------ INPUT FOR THIS TASK

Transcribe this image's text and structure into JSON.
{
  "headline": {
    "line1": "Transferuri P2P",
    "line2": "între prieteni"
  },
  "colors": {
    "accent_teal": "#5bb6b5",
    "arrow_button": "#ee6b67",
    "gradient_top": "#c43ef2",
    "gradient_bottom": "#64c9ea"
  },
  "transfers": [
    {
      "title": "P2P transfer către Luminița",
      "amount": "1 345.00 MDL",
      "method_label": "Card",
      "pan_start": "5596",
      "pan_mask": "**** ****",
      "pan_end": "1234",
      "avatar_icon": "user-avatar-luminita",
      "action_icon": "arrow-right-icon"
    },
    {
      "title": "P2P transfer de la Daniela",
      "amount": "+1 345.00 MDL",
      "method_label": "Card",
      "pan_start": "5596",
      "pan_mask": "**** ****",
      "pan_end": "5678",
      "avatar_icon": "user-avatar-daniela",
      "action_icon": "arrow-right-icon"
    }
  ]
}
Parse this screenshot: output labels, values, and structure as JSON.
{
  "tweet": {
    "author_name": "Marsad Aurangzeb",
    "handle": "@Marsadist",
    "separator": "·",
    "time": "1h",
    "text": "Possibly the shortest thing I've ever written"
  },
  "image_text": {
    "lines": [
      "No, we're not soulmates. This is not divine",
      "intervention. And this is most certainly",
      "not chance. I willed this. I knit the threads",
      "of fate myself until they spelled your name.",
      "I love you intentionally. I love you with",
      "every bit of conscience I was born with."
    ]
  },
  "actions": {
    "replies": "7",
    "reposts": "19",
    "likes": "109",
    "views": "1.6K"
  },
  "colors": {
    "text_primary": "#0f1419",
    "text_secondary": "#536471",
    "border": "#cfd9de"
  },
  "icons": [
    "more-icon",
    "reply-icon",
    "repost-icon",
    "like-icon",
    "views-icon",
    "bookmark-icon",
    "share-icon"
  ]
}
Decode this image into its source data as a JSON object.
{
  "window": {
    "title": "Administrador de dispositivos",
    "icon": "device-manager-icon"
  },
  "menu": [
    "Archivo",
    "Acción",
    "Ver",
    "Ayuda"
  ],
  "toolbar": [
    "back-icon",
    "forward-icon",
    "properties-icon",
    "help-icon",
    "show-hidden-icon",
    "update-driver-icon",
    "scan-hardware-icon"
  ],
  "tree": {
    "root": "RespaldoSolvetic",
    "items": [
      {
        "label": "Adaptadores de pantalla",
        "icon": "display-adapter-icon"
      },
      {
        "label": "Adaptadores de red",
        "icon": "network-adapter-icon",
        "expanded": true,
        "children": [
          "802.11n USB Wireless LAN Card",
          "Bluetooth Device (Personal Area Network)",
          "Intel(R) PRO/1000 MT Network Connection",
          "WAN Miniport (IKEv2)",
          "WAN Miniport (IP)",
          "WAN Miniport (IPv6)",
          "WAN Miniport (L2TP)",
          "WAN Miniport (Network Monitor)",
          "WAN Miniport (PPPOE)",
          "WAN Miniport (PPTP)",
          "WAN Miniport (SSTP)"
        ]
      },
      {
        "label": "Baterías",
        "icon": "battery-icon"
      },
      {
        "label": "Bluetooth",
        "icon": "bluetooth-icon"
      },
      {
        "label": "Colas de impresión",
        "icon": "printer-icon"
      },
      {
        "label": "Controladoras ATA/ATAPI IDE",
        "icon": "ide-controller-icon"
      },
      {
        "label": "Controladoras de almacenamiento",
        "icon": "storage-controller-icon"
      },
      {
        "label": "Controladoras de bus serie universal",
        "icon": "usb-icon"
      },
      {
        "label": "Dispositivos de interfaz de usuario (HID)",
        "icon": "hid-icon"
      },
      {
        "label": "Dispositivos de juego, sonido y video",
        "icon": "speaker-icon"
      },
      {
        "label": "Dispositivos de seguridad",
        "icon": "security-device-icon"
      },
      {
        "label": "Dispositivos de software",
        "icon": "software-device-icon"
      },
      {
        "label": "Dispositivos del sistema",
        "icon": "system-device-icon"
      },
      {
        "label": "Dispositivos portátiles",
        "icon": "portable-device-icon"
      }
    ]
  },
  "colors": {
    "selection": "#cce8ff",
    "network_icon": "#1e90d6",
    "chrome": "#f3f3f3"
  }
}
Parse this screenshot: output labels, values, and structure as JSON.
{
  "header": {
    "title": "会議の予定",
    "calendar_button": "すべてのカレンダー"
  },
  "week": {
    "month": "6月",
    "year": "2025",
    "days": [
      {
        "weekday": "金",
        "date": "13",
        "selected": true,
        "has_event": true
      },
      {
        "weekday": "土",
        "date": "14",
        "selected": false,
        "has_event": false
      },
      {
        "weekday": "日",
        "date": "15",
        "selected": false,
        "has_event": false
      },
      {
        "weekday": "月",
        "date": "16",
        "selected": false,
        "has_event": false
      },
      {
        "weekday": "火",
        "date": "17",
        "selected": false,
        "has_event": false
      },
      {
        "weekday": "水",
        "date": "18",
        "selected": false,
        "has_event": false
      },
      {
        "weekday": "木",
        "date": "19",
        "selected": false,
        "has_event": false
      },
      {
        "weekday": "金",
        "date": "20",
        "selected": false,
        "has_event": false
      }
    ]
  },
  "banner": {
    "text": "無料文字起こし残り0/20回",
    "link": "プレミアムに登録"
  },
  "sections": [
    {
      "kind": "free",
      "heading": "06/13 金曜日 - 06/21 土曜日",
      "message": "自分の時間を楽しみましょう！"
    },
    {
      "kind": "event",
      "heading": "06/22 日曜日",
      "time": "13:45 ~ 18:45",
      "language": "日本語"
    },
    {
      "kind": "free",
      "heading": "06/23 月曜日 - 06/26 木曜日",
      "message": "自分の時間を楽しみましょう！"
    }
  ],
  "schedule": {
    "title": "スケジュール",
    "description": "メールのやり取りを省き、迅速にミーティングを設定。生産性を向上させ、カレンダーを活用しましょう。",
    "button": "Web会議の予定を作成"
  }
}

------------

> [AIM]
Write out each line of the data above again, exactly as given.

> [WRITTEN SOLUTION]
Transcribe this image's text and structure into JSON.
{
  "headline": {
    "line1": "Transferuri P2P",
    "line2": "între prieteni"
  },
  "colors": {
    "accent_teal": "#5bb6b5",
    "arrow_button": "#ee6b67",
    "gradient_top": "#c43ef2",
    "gradient_bottom": "#64c9ea"
  },
  "transfers": [
    {
      "title": "P2P transfer către Luminița",
      "amount": "1 345.00 MDL",
      "method_label": "Card",
      "pan_start": "5596",
      "pan_mask": "**** ****",
      "pan_end": "1234",
      "avatar_icon": "user-avatar-luminita",
      "action_icon": "arrow-right-icon"
    },
    {
      "title": "P2P transfer de la Daniela",
      "amount": "+1 345.00 MDL",
      "method_label": "Card",
      "pan_start": "5596",
      "pan_mask": "**** ****",
      "pan_end": "5678",
      "avatar_icon": "user-avatar-daniela",
      "action_icon": "arrow-right-icon"
    }
  ]
}
Parse this screenshot: output labels, values, and structure as JSON.
{
  "tweet": {
    "author_name": "Marsad Aurangzeb",
    "handle": "@Marsadist",
    "separator": "·",
    "time": "1h",
    "text": "Possibly the shortest thing I've ever written"
  },
  "image_text": {
    "lines": [
      "No, we're not soulmates. This is not divine",
      "intervention. And this is most certainly",
      "not chance. I willed this. I knit the threads",
      "of fate myself until they spelled your name.",
      "I love you intentionally. I love you with",
      "every bit of conscience I was born with."
    ]
  },
  "actions": {
    "replies": "7",
    "reposts": "19",
    "likes": "109",
    "views": "1.6K"
  },
  "colors": {
    "text_primary": "#0f1419",
    "text_secondary": "#536471",
    "border": "#cfd9de"
  },
  "icons": [
    "more-icon",
    "reply-icon",
    "repost-icon",
    "like-icon",
    "views-icon",
    "bookmark-icon",
    "share-icon"
  ]
}
Decode this image into its source data as a JSON object.
{
  "window": {
    "title": "Administrador de dispositivos",
    "icon": "device-manager-icon"
  },
  "menu": [
    "Archivo",
    "Acción",
    "Ver",
    "Ayuda"
  ],
  "toolbar": [
    "back-icon",
    "forward-icon",
    "properties-icon",
    "help-icon",
    "show-hidden-icon",
    "update-driver-icon",
    "scan-hardware-icon"
  ],
  "tree": {
    "root": "RespaldoSolvetic",
    "items": [
      {
        "label": "Adaptadores de pantalla",
        "icon": "display-adapter-icon"
      },
      {
        "label": "Adaptadores de red",
        "icon": "network-adapter-icon",
        "expanded": true,
        "children": [
          "802.11n USB Wireless LAN Card",
          "Bluetooth Device (Personal Area Network)",
          "Intel(R) PRO/1000 MT Network Connection",
          "WAN Miniport (IKEv2)",
          "WAN Miniport (IP)",
          "WAN Miniport (IPv6)",
          "WAN Miniport (L2TP)",
          "WAN Miniport (Network Monitor)",
          "WAN Miniport (PPPOE)",
          "WAN Miniport (PPTP)",
          "WAN Miniport (SSTP)"
        ]
      },
      {
        "label": "Baterías",
        "icon": "battery-icon"
      },
      {
        "label": "Bluetooth",
        "icon": "bluetooth-icon"
      },
      {
        "label": "Colas de impresión",
        "icon": "printer-icon"
      },
      {
        "label": "Controladoras ATA/ATAPI IDE",
        "icon": "ide-controller-icon"
      },
      {
        "label": "Controladoras de almacenamiento",
        "icon": "storage-controller-icon"
      },
      {
        "label": "Controladoras de bus serie universal",
        "icon": "usb-icon"
      },
      {
        "label": "Dispositivos de interfaz de usuario (HID)",
        "icon": "hid-icon"
      },
      {
        "label": "Dispositivos de juego, sonido y video",
        "icon": "speaker-icon"
      },
      {
        "label": "Dispositivos de seguridad",
        "icon": "security-device-icon"
      },
      {
        "label": "Dispositivos de software",
        "icon": "software-device-icon"
      },
      {
        "label": "Dispositivos del sistema",
        "icon": "system-device-icon"
      },
      {
        "label": "Dispositivos portátiles",
        "icon": "portable-device-icon"
      }
    ]
  },
  "colors": {
    "selection": "#cce8ff",
    "network_icon": "#1e90d6",
    "chrome": "#f3f3f3"
  }
}
Parse this screenshot: output labels, values, and structure as JSON.
{
  "header": {
    "title": "会議の予定",
    "calendar_button": "すべてのカレンダー"
  },
  "week": {
    "month": "6月",
    "year": "2025",
    "days": [
      {
        "weekday": "金",
        "date": "13",
        "selected": true,
        "has_event": true
      },
      {
        "weekday": "土",
        "date": "14",
        "selected": false,
        "has_event": false
      },
      {
        "weekday": "日",
        "date": "15",
        "selected": false,
        "has_event": false
      },
      {
        "weekday": "月",
        "date": "16",
        "selected": false,
        "has_event": false
      },
      {
        "weekday": "火",
        "date": "17",
        "selected": false,
        "has_event": false
      },
      {
        "weekday": "水",
        "date": "18",
        "selected": false,
        "has_event": false
      },
      {
        "weekday": "木",
        "date": "19",
        "selected": false,
        "has_event": false
      },
      {
        "weekday": "金",
        "date": "20",
        "selected": false,
        "has_event": false
      }
    ]
  },
  "banner": {
    "text": "無料文字起こし残り0/20回",
    "link": "プレミアムに登録"
  },
  "sections": [
    {
      "kind": "free",
      "heading": "06/13 金曜日 - 06/21 土曜日",
      "message": "自分の時間を楽しみましょう！"
    },
    {
      "kind": "event",
      "heading": "06/22 日曜日",
      "time": "13:45 ~ 18:45",
      "language": "日本語"
    },
    {
      "kind": "free",
      "heading": "06/23 月曜日 - 06/26 木曜日",
      "message": "自分の時間を楽しみましょう！"
    }
  ],
  "schedule": {
    "title": "スケジュール",
    "description": "メールのやり取りを省き、迅速にミーティングを設定。生産性を向上させ、カレンダーを活用しましょう。",
    "button": "Web会議の予定を作成"
  }
}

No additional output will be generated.